-- Start Input rows --

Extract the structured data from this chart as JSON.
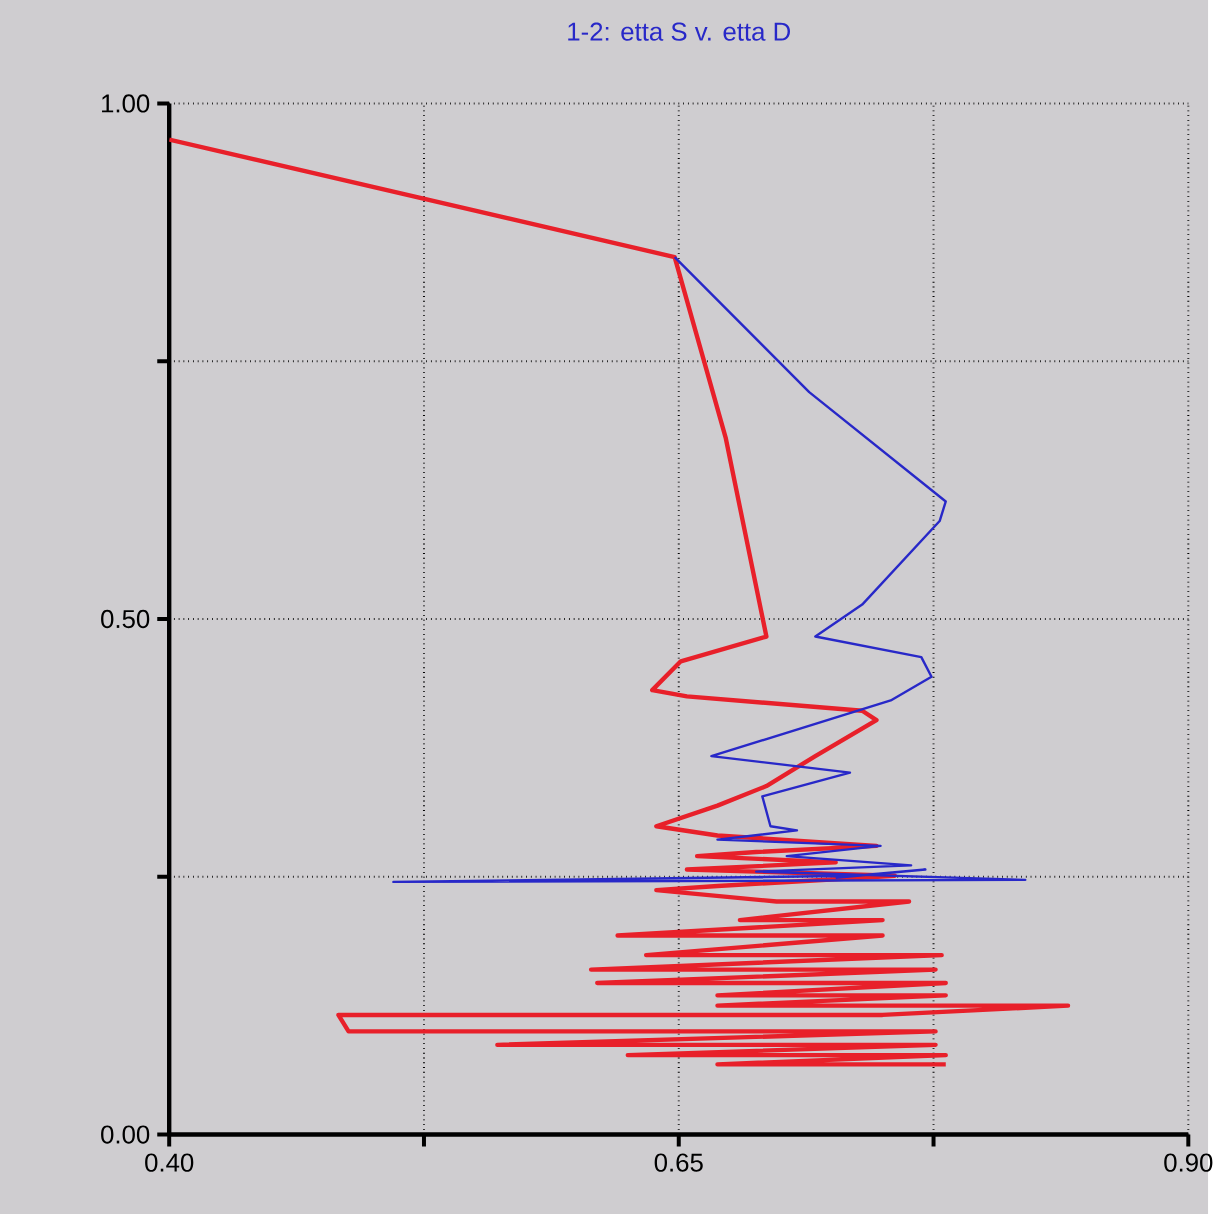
{
  "chart_data": {
    "type": "line",
    "title": "1-2: etta S v. etta D",
    "xlim": [
      0.4,
      0.9
    ],
    "ylim": [
      0,
      1
    ],
    "xticks": [
      {
        "value": 0.4,
        "label": "0.40"
      },
      {
        "value": 0.525,
        "label": null
      },
      {
        "value": 0.65,
        "label": "0.65"
      },
      {
        "value": 0.775,
        "label": null
      },
      {
        "value": 0.9,
        "label": "0.90"
      }
    ],
    "yticks": [
      {
        "value": 0,
        "label": "0.00"
      },
      {
        "value": 0.25,
        "label": null
      },
      {
        "value": 0.5,
        "label": "0.50"
      },
      {
        "value": 0.75,
        "label": null
      },
      {
        "value": 1,
        "label": "1.00"
      }
    ],
    "grid": true,
    "series": [
      {
        "color": "#e8202a",
        "x": [
          0.4,
          0.648,
          0.673,
          0.693,
          0.651,
          0.637,
          0.654,
          0.74,
          0.747,
          0.717,
          0.693,
          0.669,
          0.639,
          0.669,
          0.747,
          0.688,
          0.659,
          0.727,
          0.654,
          0.756,
          0.669,
          0.639,
          0.698,
          0.763,
          0.68,
          0.75,
          0.62,
          0.75,
          0.634,
          0.779,
          0.607,
          0.776,
          0.61,
          0.781,
          0.669,
          0.781,
          0.669,
          0.841,
          0.75,
          0.483,
          0.488,
          0.776,
          0.561,
          0.776,
          0.625,
          0.781,
          0.669,
          0.781
        ],
        "values": [
          0.965,
          0.851,
          0.676,
          0.483,
          0.459,
          0.431,
          0.425,
          0.411,
          0.402,
          0.367,
          0.338,
          0.319,
          0.299,
          0.29,
          0.28,
          0.274,
          0.27,
          0.264,
          0.257,
          0.251,
          0.241,
          0.237,
          0.226,
          0.226,
          0.208,
          0.208,
          0.193,
          0.193,
          0.174,
          0.174,
          0.16,
          0.16,
          0.147,
          0.147,
          0.135,
          0.135,
          0.125,
          0.125,
          0.116,
          0.116,
          0.1,
          0.1,
          0.087,
          0.087,
          0.077,
          0.077,
          0.068,
          0.068
        ]
      },
      {
        "color": "#2828c8",
        "x": [
          0.648,
          0.714,
          0.781,
          0.778,
          0.74,
          0.717,
          0.769,
          0.774,
          0.754,
          0.666,
          0.734,
          0.691,
          0.695,
          0.708,
          0.669,
          0.749,
          0.703,
          0.764,
          0.688,
          0.82,
          0.51,
          0.737,
          0.771,
          0.727
        ],
        "values": [
          0.851,
          0.72,
          0.614,
          0.595,
          0.514,
          0.483,
          0.463,
          0.444,
          0.421,
          0.367,
          0.351,
          0.328,
          0.299,
          0.295,
          0.286,
          0.28,
          0.27,
          0.261,
          0.255,
          0.247,
          0.245,
          0.251,
          0.257,
          0.249
        ]
      }
    ]
  }
}
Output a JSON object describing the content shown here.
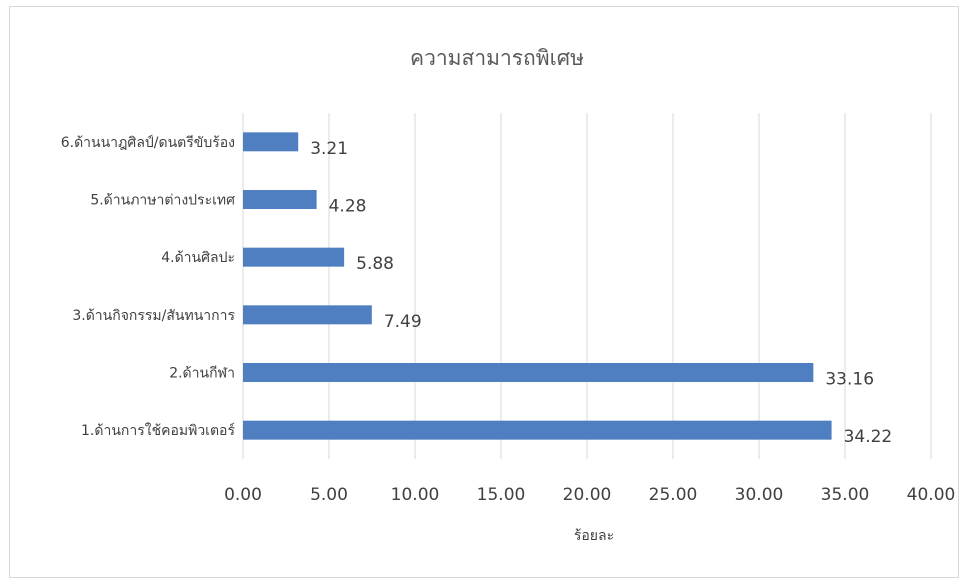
{
  "chart_data": {
    "type": "bar",
    "orientation": "horizontal",
    "title": "ความสามารถพิเศษ",
    "xlabel": "ร้อยละ",
    "ylabel": "",
    "categories": [
      "1.ด้านการใช้คอมพิวเตอร์",
      "2.ด้านกีฬา",
      "3.ด้านกิจกรรม/สันทนาการ",
      "4.ด้านศิลปะ",
      "5.ด้านภาษาต่างประเทศ",
      "6.ด้านนาฎศิลป์/ดนตรีขับร้อง"
    ],
    "values": [
      34.22,
      33.16,
      7.49,
      5.88,
      4.28,
      3.21
    ],
    "value_labels": [
      "34.22",
      "33.16",
      "7.49",
      "5.88",
      "4.28",
      "3.21"
    ],
    "xlim": [
      0,
      40
    ],
    "x_ticks": [
      "0.00",
      "5.00",
      "10.00",
      "15.00",
      "20.00",
      "25.00",
      "30.00",
      "35.00",
      "40.00"
    ],
    "grid": true,
    "legend": "none",
    "bar_color": "#4f7fc1"
  }
}
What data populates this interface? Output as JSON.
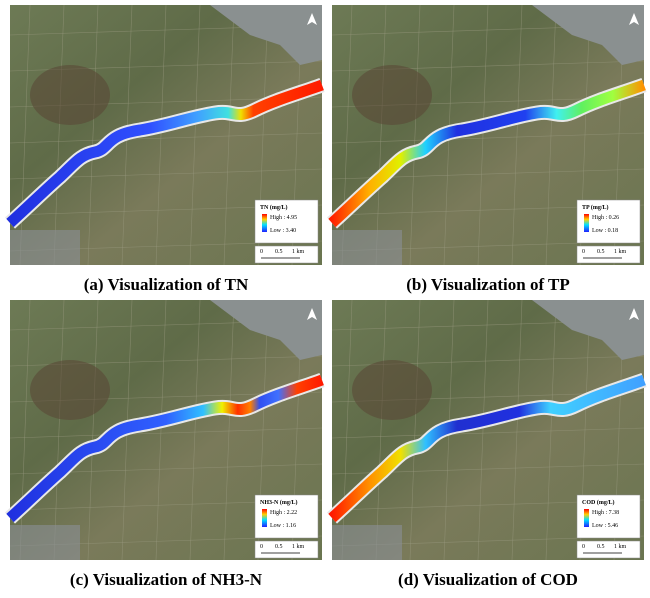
{
  "panels": [
    {
      "caption": "(a) Visualization of TN",
      "legend": {
        "title": "TN (mg/L)",
        "high": "High : 4.95",
        "low": "Low : 3.40"
      },
      "scale": [
        "0",
        "0.5",
        "1 km"
      ]
    },
    {
      "caption": "(b) Visualization of TP",
      "legend": {
        "title": "TP (mg/L)",
        "high": "High : 0.26",
        "low": "Low : 0.18"
      },
      "scale": [
        "0",
        "0.5",
        "1 km"
      ]
    },
    {
      "caption": "(c) Visualization of NH3-N",
      "legend": {
        "title": "NH3-N (mg/L)",
        "high": "High : 2.22",
        "low": "Low : 1.16"
      },
      "scale": [
        "0",
        "0.5",
        "1 km"
      ]
    },
    {
      "caption": "(d) Visualization of COD",
      "legend": {
        "title": "COD (mg/L)",
        "high": "High : 7.38",
        "low": "Low : 5.46"
      },
      "scale": [
        "0",
        "0.5",
        "1 km"
      ]
    }
  ]
}
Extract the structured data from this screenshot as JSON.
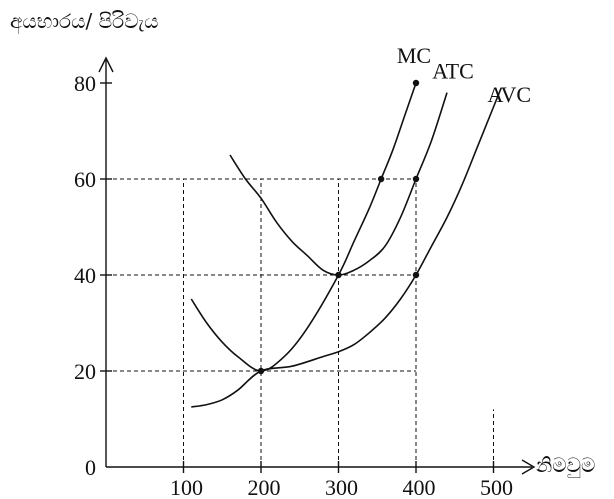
{
  "chart_data": {
    "type": "line",
    "title": "",
    "xlabel": "නිමවුම",
    "ylabel": "අයභාරය/ පිරිවැය",
    "x_ticks": [
      "100",
      "200",
      "300",
      "400",
      "500"
    ],
    "y_ticks": [
      "0",
      "20",
      "40",
      "60",
      "80"
    ],
    "xlim": [
      0,
      550
    ],
    "ylim": [
      0,
      85
    ],
    "grid": false,
    "series": [
      {
        "name": "MC",
        "points": [
          [
            110,
            35
          ],
          [
            130,
            30
          ],
          [
            150,
            26
          ],
          [
            170,
            23
          ],
          [
            200,
            20
          ],
          [
            230,
            23
          ],
          [
            260,
            29
          ],
          [
            300,
            40
          ],
          [
            320,
            47
          ],
          [
            340,
            54
          ],
          [
            355,
            60
          ],
          [
            370,
            66
          ],
          [
            385,
            73
          ],
          [
            400,
            80
          ]
        ]
      },
      {
        "name": "ATC",
        "points": [
          [
            160,
            65
          ],
          [
            180,
            60
          ],
          [
            200,
            56
          ],
          [
            220,
            51
          ],
          [
            240,
            47
          ],
          [
            260,
            44
          ],
          [
            280,
            41
          ],
          [
            300,
            40
          ],
          [
            320,
            41
          ],
          [
            340,
            43
          ],
          [
            360,
            46
          ],
          [
            380,
            52
          ],
          [
            400,
            60
          ],
          [
            420,
            68
          ],
          [
            440,
            78
          ]
        ]
      },
      {
        "name": "AVC",
        "points": [
          [
            110,
            12.5
          ],
          [
            130,
            13
          ],
          [
            150,
            14
          ],
          [
            170,
            16
          ],
          [
            200,
            20
          ],
          [
            240,
            21
          ],
          [
            280,
            23
          ],
          [
            300,
            24
          ],
          [
            320,
            25.5
          ],
          [
            340,
            28
          ],
          [
            360,
            31
          ],
          [
            380,
            35
          ],
          [
            400,
            40
          ],
          [
            420,
            46
          ],
          [
            440,
            52
          ],
          [
            460,
            59
          ],
          [
            480,
            67
          ],
          [
            500,
            75
          ],
          [
            510,
            79
          ]
        ]
      }
    ],
    "points": [
      {
        "x": 200,
        "y": 20
      },
      {
        "x": 300,
        "y": 40
      },
      {
        "x": 355,
        "y": 60
      },
      {
        "x": 400,
        "y": 60
      },
      {
        "x": 400,
        "y": 40
      },
      {
        "x": 400,
        "y": 80
      }
    ],
    "guides": {
      "vertical": [
        {
          "x": 100,
          "y_top": 60
        },
        {
          "x": 200,
          "y_top": 60
        },
        {
          "x": 300,
          "y_top": 60
        },
        {
          "x": 400,
          "y_top": 60
        },
        {
          "x": 500,
          "y_top": 12
        }
      ],
      "horizontal": [
        {
          "y": 60,
          "x_end": 400
        },
        {
          "y": 40,
          "x_end": 400
        },
        {
          "y": 20,
          "x_end": 400
        }
      ]
    }
  }
}
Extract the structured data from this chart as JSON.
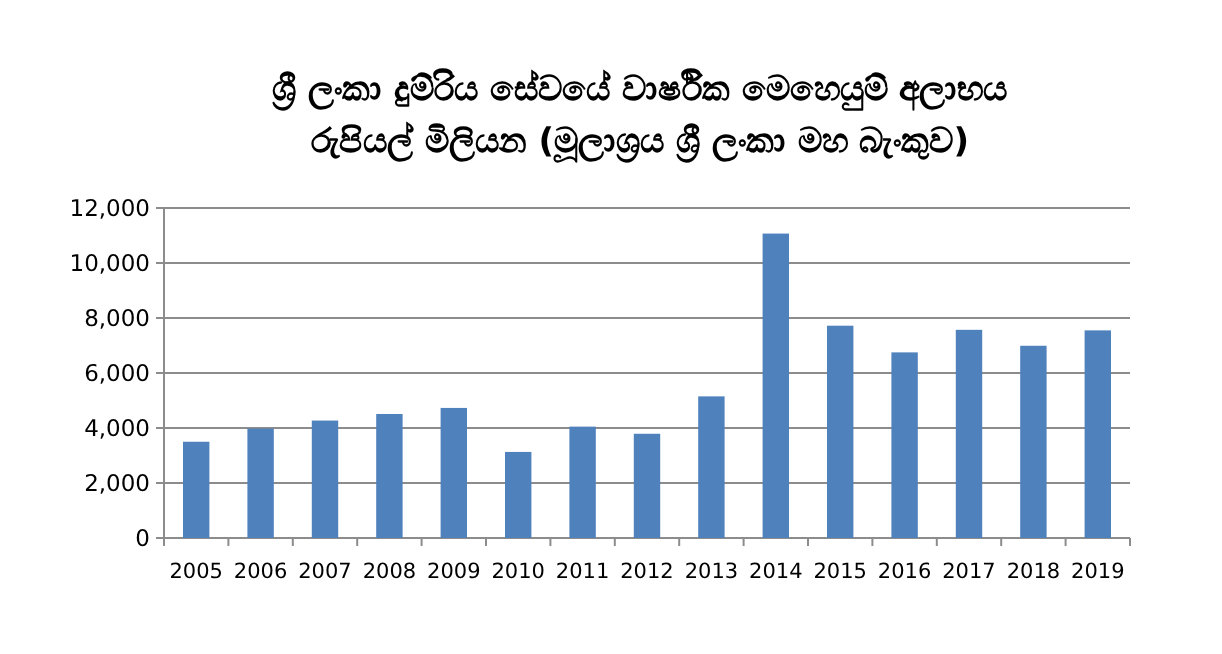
{
  "chart_data": {
    "type": "bar",
    "title": "ශ්‍රී ලංකා දුම්රිය සේවයේ වාර්ෂික මෙහෙයුම් අලාභය\nරුපියල් මිලියන (මූලාශ්‍රය ශ්‍රී ලංකා මහ බැංකුව)",
    "categories": [
      "2005",
      "2006",
      "2007",
      "2008",
      "2009",
      "2010",
      "2011",
      "2012",
      "2013",
      "2014",
      "2015",
      "2016",
      "2017",
      "2018",
      "2019"
    ],
    "values": [
      3500,
      3980,
      4270,
      4510,
      4730,
      3130,
      4050,
      3790,
      5150,
      11070,
      7720,
      6750,
      7570,
      6990,
      7550
    ],
    "color": "#4f81bd",
    "ylim": [
      0,
      12000
    ],
    "yticks": [
      {
        "value": 0,
        "label": "0"
      },
      {
        "value": 2000,
        "label": "2,000"
      },
      {
        "value": 4000,
        "label": "4,000"
      },
      {
        "value": 6000,
        "label": "6,000"
      },
      {
        "value": 8000,
        "label": "8,000"
      },
      {
        "value": 10000,
        "label": "10,000"
      },
      {
        "value": 12000,
        "label": "12,000"
      }
    ],
    "grid": "y"
  }
}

-- End Input rows --

→ The exercise: Filter the records above and return every line that holds the word "this".

→ The completed task:
Extract the structured data from this chart as JSON.
What data populates this interface? Output as JSON.
Extract the structured data from this screenshot as JSON.
Extract the structured data from this chart as JSON.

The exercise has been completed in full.